■ What you need to do: Select the lines that hold the word "GABA" and copy each one.

■ Extracted entries:
# # #

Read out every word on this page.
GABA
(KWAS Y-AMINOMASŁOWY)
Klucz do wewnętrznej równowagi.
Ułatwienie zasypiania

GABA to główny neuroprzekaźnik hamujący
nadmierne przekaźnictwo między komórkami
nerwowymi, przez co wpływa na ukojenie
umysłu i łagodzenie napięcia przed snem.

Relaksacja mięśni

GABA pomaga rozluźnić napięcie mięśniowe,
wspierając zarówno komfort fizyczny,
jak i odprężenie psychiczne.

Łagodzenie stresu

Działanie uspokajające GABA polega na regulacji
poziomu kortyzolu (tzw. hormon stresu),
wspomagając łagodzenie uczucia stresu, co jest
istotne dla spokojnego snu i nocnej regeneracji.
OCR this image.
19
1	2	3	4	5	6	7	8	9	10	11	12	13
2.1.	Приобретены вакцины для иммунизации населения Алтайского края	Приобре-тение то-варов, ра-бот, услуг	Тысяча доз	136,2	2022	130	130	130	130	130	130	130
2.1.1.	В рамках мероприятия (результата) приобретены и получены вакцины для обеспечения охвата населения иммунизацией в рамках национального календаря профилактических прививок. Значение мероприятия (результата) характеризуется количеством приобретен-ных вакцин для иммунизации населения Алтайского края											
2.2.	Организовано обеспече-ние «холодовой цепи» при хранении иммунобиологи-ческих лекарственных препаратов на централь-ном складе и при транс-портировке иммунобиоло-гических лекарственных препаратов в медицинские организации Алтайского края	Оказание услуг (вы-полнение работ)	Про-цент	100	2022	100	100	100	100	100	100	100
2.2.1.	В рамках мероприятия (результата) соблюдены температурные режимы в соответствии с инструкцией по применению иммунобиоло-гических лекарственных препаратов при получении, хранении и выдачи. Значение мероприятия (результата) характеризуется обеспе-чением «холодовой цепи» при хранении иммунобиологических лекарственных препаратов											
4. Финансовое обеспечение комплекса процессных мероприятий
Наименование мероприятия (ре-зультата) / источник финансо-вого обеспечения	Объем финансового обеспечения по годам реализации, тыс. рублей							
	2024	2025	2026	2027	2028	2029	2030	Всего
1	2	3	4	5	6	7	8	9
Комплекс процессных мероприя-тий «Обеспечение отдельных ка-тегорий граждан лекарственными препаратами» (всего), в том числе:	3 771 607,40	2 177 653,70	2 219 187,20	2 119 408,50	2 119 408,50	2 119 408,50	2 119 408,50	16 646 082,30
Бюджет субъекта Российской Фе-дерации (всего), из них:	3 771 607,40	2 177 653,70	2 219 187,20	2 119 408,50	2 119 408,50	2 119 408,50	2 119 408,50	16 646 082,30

# # #

■ Finished exercise:
GABA
GABA to główny neuroprzekaźnik hamujący
GABA pomaga rozluźnić napięcie mięśniowe,
Działanie uspokajające GABA polega na regulacji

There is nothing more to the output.